# Data extract
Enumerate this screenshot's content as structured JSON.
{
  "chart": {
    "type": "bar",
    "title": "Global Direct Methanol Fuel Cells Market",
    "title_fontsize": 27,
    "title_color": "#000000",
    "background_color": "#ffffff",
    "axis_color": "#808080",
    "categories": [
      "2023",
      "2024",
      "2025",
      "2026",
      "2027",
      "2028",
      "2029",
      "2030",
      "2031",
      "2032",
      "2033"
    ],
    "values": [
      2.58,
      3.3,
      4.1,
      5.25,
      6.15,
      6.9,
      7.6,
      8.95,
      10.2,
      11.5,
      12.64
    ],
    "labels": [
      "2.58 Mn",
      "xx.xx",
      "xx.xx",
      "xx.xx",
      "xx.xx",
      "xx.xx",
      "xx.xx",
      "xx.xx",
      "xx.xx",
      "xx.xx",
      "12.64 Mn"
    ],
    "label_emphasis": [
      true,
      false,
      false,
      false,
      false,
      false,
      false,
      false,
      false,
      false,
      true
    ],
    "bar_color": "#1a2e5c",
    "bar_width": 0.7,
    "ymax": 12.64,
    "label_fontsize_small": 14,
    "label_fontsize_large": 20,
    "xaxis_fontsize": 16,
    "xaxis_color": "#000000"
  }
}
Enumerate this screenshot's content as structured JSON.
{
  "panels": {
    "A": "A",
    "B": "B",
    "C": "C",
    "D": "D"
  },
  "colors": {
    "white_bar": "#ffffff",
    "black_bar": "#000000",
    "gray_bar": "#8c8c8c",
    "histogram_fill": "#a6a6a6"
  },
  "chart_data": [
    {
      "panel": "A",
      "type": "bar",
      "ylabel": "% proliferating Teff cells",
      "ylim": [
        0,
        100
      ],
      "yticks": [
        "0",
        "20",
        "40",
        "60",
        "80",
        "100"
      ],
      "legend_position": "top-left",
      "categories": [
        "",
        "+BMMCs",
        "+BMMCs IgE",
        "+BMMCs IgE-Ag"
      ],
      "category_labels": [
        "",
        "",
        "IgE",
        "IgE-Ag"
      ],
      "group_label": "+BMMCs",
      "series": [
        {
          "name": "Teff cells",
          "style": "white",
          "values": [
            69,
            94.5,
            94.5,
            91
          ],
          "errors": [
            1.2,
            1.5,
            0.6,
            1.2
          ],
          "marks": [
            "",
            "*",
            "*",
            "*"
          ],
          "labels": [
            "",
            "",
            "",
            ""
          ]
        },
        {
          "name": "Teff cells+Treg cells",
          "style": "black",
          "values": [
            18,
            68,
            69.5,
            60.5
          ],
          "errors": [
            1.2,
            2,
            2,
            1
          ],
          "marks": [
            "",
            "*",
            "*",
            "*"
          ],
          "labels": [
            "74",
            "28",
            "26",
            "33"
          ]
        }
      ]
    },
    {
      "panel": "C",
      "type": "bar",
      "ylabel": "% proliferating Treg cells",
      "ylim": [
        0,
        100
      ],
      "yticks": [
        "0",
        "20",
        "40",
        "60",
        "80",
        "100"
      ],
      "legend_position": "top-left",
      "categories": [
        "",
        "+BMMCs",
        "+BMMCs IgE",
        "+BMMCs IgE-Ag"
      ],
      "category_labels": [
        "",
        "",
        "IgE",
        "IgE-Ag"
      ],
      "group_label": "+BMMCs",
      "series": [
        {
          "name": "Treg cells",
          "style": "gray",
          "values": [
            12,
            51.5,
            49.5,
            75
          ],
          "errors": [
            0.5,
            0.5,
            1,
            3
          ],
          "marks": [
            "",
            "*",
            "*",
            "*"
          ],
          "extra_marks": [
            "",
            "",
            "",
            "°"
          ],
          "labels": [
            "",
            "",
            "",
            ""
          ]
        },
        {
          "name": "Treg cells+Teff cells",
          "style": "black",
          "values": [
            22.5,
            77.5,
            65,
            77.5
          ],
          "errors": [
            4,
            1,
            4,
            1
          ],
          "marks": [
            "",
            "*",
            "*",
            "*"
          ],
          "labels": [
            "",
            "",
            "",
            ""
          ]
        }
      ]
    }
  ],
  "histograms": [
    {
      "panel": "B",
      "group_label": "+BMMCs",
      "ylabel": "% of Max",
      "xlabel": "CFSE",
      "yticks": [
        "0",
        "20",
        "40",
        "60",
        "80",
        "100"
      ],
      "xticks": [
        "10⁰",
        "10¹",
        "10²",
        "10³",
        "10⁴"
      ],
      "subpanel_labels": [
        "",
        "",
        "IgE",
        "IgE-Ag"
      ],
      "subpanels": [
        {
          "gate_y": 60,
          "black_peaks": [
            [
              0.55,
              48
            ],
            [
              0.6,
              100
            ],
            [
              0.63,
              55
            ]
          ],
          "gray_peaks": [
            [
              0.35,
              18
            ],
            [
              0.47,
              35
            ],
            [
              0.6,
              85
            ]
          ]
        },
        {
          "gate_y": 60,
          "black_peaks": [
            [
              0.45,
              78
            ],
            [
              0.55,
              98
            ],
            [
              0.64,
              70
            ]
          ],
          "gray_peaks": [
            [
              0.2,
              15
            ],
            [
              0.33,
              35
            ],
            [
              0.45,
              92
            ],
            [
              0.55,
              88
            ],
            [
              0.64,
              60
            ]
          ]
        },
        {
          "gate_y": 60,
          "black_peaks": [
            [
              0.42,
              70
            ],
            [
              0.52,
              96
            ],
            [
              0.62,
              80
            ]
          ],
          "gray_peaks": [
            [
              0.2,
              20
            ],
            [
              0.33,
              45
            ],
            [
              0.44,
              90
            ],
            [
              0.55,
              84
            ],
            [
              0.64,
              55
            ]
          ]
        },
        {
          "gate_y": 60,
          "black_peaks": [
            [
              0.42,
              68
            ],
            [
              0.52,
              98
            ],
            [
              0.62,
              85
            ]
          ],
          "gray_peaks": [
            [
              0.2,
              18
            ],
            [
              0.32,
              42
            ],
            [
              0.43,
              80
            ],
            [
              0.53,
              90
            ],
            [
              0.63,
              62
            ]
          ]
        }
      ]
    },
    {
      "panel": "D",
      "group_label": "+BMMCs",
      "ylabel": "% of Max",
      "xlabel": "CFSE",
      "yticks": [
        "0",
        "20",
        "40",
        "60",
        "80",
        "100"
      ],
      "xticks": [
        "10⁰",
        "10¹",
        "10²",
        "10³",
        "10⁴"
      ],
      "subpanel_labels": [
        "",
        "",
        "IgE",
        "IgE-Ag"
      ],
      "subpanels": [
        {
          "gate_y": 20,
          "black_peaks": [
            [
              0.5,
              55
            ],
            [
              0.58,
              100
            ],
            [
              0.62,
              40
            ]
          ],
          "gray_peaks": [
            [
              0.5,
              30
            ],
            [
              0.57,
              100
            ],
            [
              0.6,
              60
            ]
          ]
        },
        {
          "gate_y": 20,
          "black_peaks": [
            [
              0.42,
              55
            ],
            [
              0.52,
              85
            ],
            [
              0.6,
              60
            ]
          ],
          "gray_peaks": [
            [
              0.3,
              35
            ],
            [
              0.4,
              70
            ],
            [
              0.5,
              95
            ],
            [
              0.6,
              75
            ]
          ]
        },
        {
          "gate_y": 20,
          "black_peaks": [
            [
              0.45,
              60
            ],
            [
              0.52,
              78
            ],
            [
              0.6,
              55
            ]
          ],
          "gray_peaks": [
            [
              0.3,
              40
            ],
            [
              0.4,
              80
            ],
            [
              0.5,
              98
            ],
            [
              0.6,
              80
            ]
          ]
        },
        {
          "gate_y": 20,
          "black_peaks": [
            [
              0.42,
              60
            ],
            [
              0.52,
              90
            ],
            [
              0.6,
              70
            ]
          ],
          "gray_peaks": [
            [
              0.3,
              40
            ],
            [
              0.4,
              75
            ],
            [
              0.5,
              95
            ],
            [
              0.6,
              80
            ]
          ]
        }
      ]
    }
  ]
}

# Work request
Search the entries above for "Treg". Show every line that has it.

# Task response
          "name": "Teff cells+Treg cells",
      "ylabel": "% proliferating Treg cells",
          "name": "Treg cells",
          "name": "Treg cells+Teff cells",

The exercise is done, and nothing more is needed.